Work required. List each line in which the string "Perspective" appears.

[Begin Data entries]

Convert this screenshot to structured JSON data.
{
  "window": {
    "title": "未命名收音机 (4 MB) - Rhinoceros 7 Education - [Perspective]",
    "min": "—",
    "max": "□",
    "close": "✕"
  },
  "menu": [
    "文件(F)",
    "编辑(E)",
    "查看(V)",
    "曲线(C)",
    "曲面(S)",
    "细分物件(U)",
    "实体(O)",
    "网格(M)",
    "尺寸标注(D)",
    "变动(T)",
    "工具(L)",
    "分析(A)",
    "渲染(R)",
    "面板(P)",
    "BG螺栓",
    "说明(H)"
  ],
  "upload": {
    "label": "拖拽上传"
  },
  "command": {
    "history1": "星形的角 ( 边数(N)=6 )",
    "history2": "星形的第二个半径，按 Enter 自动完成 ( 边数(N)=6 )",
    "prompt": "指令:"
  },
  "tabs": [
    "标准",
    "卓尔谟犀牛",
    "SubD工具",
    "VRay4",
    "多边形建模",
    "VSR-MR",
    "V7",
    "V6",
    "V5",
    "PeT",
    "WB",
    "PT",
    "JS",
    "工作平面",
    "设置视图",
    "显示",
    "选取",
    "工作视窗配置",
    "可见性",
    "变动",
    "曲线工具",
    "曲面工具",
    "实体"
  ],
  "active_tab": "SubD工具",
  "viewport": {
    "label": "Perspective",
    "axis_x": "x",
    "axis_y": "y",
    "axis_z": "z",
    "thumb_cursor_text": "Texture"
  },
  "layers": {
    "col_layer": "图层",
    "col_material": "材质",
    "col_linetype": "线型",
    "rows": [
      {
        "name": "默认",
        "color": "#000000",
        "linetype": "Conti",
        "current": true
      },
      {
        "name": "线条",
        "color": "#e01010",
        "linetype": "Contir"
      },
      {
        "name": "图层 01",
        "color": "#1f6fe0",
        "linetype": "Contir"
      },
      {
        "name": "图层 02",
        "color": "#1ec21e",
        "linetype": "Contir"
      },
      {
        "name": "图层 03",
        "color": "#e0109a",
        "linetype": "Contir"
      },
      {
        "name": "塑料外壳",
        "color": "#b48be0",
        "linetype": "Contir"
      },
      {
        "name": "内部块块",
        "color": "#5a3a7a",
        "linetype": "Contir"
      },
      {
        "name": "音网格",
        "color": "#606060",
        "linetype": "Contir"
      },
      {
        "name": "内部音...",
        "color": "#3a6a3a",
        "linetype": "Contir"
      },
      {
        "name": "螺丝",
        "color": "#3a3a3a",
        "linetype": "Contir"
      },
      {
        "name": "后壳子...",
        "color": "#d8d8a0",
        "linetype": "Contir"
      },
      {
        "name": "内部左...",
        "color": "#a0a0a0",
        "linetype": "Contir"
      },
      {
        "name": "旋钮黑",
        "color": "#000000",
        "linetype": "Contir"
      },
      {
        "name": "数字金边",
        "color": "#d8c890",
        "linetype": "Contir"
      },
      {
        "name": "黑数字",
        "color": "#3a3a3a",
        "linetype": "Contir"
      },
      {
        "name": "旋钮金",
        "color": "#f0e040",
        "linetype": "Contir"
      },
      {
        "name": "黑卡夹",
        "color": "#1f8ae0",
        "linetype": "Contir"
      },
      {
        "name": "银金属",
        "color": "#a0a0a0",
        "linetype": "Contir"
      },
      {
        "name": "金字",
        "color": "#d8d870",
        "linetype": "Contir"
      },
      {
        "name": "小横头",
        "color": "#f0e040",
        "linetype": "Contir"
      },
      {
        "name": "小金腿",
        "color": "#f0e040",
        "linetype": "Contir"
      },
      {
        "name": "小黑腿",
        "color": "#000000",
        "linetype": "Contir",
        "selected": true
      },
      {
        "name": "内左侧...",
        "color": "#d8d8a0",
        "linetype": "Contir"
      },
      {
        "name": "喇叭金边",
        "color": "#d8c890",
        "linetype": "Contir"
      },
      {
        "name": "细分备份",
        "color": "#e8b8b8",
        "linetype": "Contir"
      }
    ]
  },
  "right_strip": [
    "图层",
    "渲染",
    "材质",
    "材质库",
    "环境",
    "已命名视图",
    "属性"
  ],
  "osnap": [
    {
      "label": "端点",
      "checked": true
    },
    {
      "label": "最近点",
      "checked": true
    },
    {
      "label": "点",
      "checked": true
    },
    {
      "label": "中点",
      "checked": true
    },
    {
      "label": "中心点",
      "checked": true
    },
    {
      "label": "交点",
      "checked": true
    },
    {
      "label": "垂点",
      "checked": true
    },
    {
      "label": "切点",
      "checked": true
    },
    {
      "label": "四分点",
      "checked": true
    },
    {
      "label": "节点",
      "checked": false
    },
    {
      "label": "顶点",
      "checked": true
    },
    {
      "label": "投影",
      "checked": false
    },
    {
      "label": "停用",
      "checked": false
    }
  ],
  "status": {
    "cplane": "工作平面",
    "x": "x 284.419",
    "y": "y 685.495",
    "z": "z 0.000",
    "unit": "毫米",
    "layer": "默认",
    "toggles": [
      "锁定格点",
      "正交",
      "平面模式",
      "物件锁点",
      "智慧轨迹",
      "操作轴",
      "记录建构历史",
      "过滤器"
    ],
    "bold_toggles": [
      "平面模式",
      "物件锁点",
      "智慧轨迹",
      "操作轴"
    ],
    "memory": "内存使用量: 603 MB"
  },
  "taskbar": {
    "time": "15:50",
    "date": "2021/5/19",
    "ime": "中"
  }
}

[End Data entries]

Task output.
    "title": "未命名收音机 (4 MB) - Rhinoceros 7 Education - [Perspective]",
    "label": "Perspective",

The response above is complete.